───── SUPPLIED RECORDS
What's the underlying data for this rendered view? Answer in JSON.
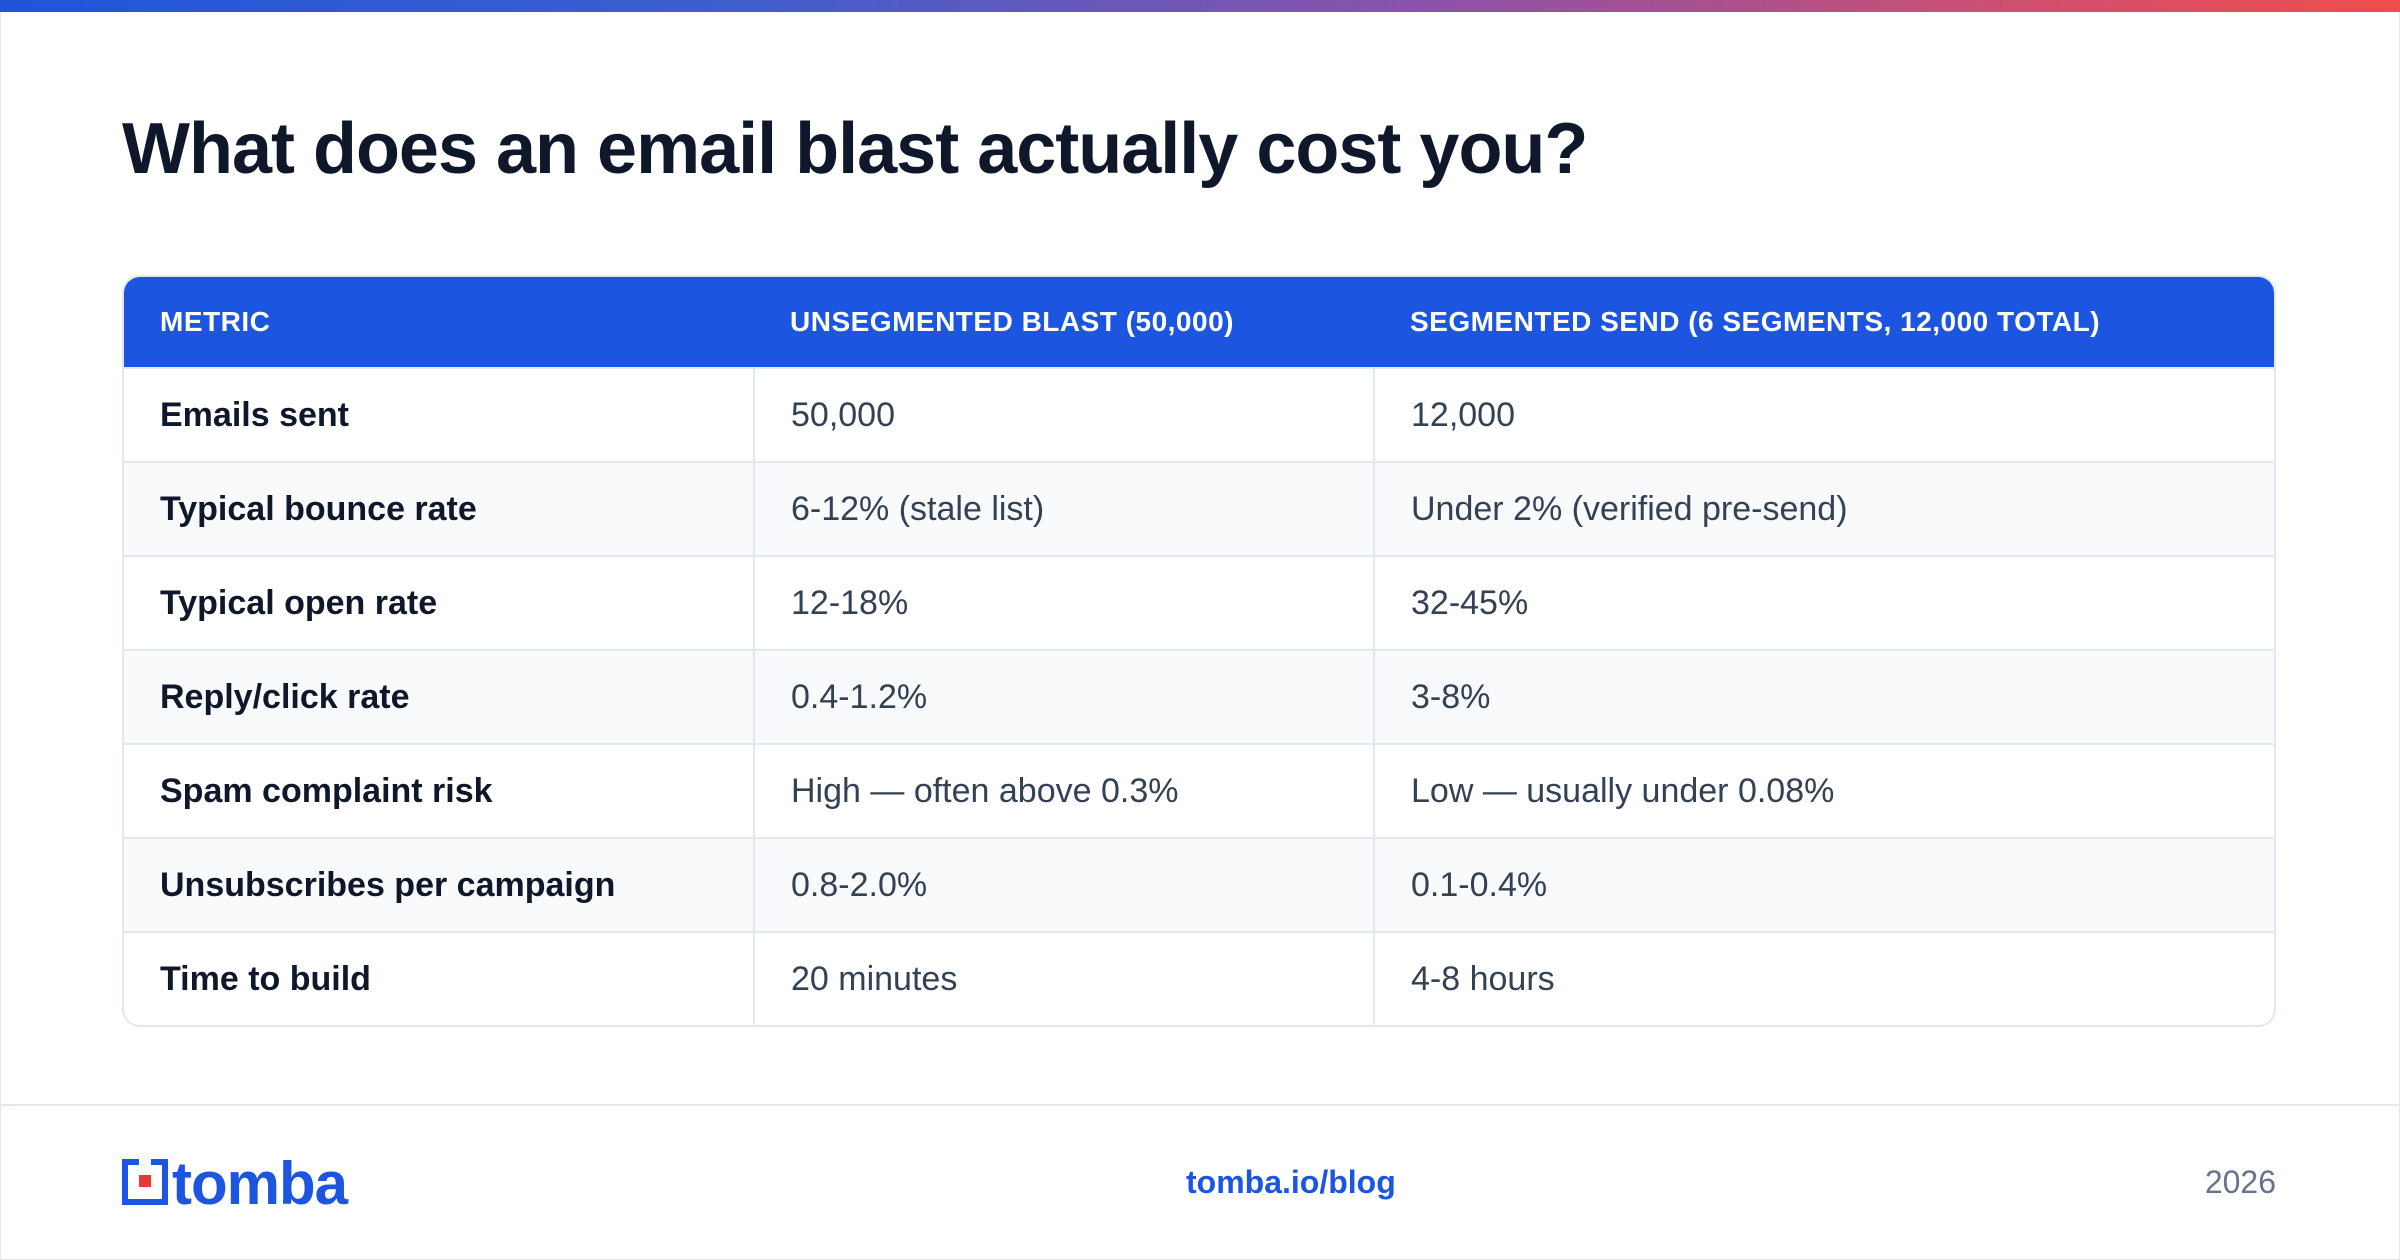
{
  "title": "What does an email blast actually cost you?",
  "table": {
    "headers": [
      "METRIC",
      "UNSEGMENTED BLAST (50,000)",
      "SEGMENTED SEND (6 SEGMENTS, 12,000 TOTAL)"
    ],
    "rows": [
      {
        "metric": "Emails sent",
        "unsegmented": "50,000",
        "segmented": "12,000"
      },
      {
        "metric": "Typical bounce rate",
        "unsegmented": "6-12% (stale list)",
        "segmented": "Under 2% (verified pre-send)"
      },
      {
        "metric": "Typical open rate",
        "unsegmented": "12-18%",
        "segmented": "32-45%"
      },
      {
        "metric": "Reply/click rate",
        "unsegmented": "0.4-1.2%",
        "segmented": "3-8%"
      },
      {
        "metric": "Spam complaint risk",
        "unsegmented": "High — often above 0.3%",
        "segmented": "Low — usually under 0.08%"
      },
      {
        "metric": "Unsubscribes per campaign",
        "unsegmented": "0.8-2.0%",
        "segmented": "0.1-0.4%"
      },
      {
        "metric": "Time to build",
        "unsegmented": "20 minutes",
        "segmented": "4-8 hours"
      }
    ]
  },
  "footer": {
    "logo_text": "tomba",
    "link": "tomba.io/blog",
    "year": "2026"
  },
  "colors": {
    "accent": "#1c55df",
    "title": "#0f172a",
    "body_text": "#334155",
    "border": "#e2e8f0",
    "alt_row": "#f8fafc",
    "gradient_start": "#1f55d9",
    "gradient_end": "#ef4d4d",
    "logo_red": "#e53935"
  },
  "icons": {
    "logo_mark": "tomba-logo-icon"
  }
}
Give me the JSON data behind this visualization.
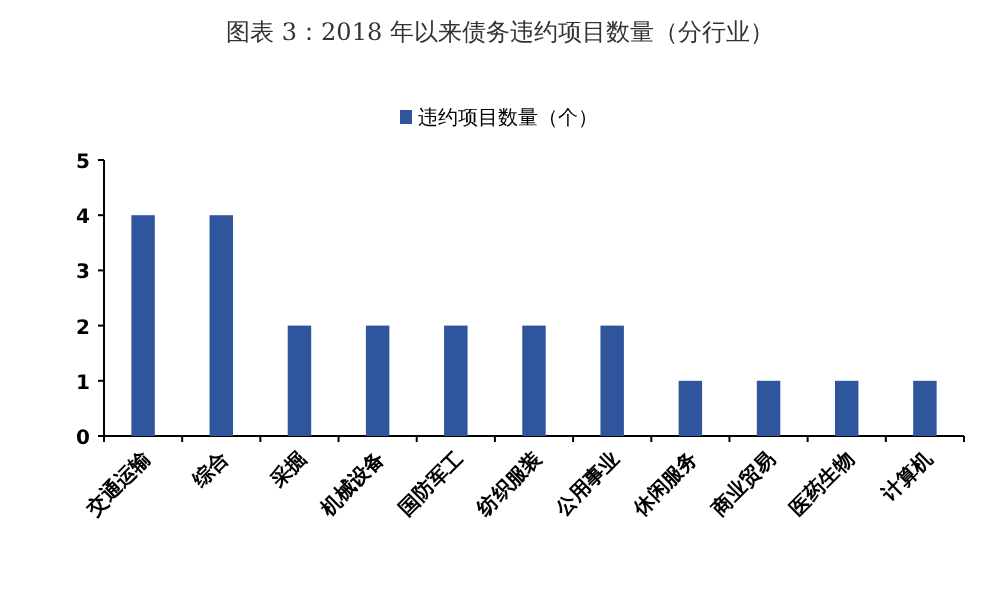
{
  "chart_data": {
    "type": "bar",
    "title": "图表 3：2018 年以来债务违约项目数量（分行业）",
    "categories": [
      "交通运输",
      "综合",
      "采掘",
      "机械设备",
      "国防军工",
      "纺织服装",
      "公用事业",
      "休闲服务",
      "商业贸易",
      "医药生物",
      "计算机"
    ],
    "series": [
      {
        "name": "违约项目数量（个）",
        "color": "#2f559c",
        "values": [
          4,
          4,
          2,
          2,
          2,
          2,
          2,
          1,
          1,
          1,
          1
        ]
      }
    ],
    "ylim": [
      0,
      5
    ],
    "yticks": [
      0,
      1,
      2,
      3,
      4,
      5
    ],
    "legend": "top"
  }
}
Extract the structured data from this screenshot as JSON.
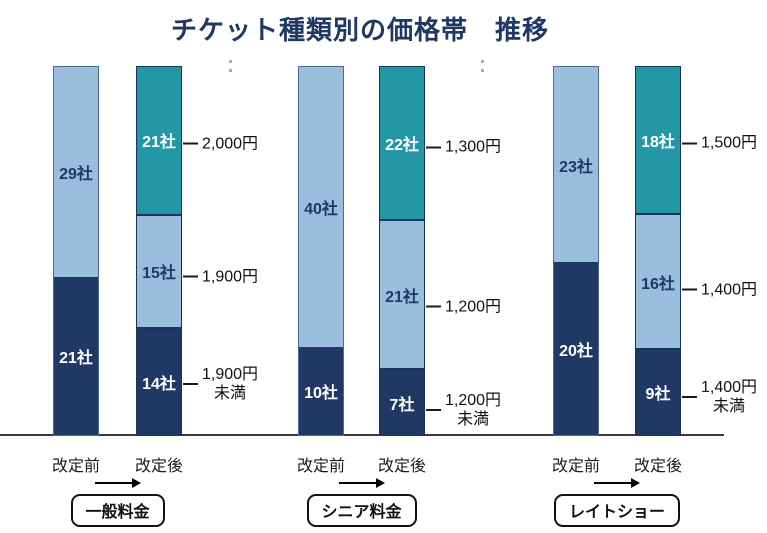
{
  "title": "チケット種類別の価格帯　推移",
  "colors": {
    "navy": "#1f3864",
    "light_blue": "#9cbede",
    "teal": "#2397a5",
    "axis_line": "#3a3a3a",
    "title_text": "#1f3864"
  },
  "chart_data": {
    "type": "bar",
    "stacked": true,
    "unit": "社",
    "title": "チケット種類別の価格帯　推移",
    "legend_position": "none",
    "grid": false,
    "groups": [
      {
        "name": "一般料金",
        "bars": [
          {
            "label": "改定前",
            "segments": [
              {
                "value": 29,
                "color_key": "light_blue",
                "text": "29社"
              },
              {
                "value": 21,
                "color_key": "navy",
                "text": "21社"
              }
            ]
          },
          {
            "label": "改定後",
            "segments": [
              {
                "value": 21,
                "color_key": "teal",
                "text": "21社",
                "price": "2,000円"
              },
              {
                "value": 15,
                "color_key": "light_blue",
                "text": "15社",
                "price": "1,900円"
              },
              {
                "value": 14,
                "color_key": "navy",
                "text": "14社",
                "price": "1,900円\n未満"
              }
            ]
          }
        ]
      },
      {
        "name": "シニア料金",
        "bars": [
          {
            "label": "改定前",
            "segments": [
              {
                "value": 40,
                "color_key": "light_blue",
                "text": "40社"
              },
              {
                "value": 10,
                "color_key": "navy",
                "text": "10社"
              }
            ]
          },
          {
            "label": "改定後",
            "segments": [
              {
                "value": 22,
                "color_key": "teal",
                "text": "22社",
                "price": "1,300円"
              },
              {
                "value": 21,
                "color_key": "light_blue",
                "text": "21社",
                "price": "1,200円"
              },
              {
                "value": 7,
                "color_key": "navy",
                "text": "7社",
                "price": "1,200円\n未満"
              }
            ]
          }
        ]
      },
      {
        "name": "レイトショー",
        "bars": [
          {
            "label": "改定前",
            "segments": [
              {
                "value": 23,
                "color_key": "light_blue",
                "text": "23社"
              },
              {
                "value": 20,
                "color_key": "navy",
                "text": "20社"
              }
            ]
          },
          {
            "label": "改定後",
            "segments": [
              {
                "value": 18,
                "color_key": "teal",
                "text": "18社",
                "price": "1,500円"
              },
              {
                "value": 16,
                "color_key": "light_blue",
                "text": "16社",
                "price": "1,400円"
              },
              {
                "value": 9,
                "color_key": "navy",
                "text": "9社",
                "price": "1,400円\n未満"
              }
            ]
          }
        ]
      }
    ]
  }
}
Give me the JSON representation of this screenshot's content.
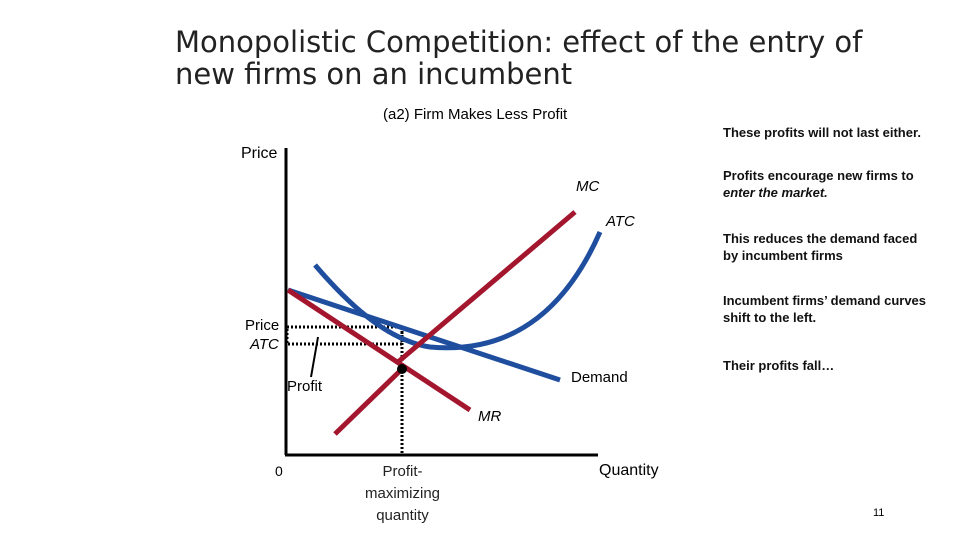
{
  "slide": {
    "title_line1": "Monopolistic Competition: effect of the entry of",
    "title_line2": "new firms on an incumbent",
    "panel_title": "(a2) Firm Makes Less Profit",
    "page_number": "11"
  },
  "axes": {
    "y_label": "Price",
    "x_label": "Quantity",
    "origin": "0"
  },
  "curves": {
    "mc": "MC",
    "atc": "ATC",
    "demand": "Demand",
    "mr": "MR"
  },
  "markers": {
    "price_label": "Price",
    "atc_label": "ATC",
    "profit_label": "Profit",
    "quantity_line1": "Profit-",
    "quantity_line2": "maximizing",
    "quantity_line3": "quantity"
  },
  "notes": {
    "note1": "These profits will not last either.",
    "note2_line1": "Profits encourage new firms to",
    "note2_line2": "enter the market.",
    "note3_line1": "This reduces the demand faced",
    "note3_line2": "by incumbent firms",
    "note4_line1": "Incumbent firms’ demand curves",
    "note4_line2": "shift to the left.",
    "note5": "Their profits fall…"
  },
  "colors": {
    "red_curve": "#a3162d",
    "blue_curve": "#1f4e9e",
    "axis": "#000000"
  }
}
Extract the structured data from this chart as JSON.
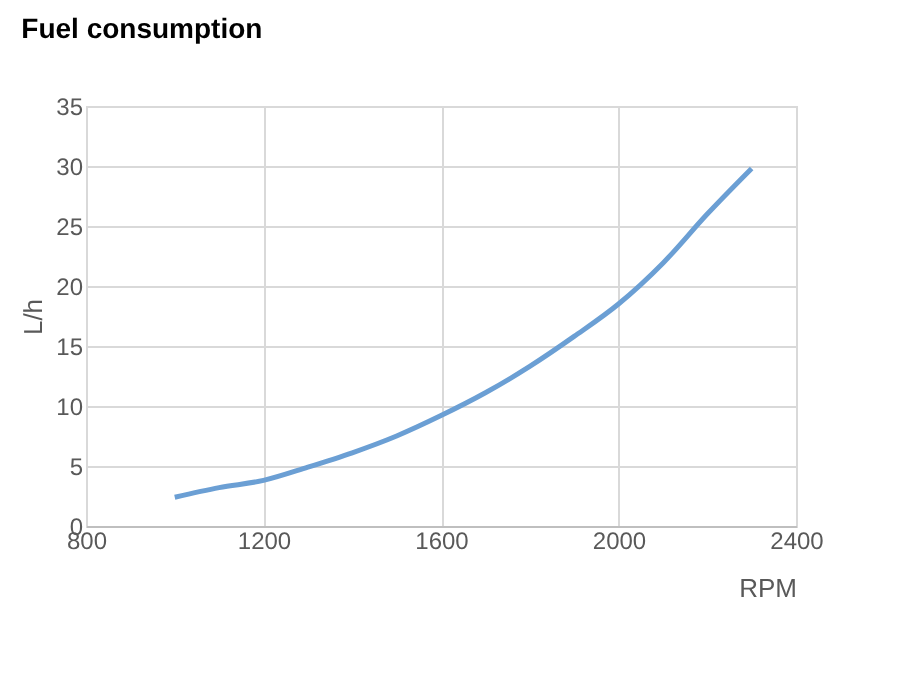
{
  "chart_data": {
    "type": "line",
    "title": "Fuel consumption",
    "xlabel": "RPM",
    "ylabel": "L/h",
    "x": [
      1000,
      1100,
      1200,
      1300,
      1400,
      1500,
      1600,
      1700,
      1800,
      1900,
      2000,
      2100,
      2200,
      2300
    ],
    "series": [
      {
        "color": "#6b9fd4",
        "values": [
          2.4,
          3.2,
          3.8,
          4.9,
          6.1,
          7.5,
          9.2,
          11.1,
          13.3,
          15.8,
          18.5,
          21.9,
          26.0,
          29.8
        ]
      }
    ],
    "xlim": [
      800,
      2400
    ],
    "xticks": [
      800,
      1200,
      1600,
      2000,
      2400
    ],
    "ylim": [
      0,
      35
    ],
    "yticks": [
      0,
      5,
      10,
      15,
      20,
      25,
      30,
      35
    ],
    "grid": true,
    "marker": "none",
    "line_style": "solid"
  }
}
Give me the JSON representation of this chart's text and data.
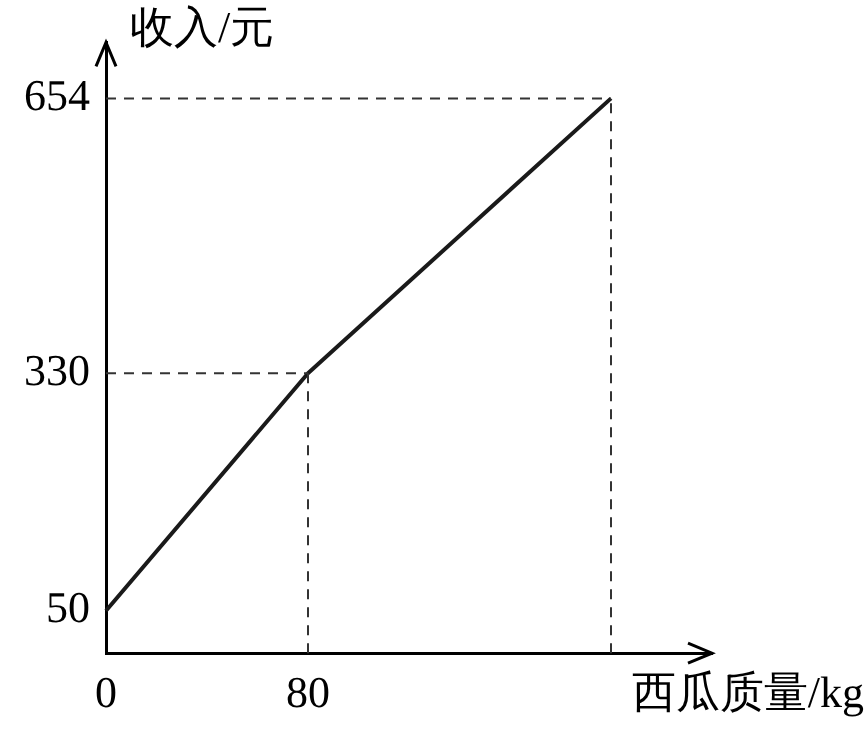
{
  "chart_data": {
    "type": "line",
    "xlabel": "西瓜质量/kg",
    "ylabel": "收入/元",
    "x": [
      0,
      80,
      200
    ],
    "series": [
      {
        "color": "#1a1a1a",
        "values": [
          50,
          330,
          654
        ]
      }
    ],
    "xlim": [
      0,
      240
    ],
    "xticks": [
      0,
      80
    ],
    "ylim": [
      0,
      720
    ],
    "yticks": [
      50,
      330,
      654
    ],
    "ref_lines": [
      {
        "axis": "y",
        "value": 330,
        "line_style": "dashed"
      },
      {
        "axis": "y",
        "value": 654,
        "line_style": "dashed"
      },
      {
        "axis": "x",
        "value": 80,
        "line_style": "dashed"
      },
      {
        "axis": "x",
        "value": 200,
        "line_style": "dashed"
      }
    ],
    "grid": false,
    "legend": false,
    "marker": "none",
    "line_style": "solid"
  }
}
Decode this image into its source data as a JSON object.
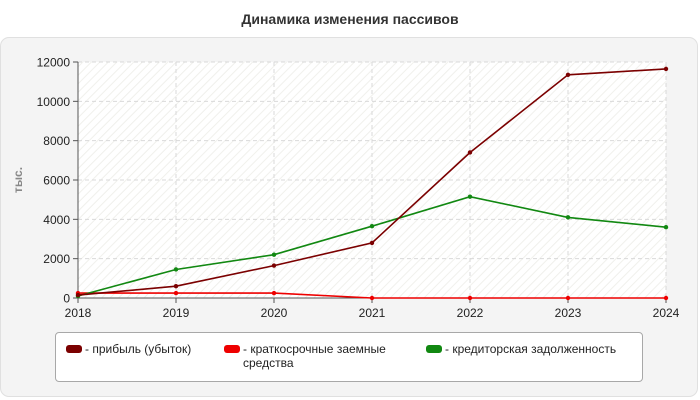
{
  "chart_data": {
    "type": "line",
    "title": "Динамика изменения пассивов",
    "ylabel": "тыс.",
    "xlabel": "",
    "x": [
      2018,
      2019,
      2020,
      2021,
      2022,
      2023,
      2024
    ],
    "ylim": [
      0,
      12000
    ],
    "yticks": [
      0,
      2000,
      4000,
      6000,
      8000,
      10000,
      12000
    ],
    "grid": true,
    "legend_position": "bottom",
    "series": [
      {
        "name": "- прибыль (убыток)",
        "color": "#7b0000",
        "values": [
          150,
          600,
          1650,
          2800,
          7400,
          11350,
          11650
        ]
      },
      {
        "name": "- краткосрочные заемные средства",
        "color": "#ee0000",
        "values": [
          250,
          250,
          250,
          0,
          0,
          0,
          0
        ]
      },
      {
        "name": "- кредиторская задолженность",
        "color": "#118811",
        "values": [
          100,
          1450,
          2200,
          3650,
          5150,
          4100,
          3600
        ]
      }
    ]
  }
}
──────────
**WHAT THE EXERCISE ASKS:**
For the entries above, state how many lines contain the word "Typical". Provide the number by itself.

**WORKED ANSWER:**
2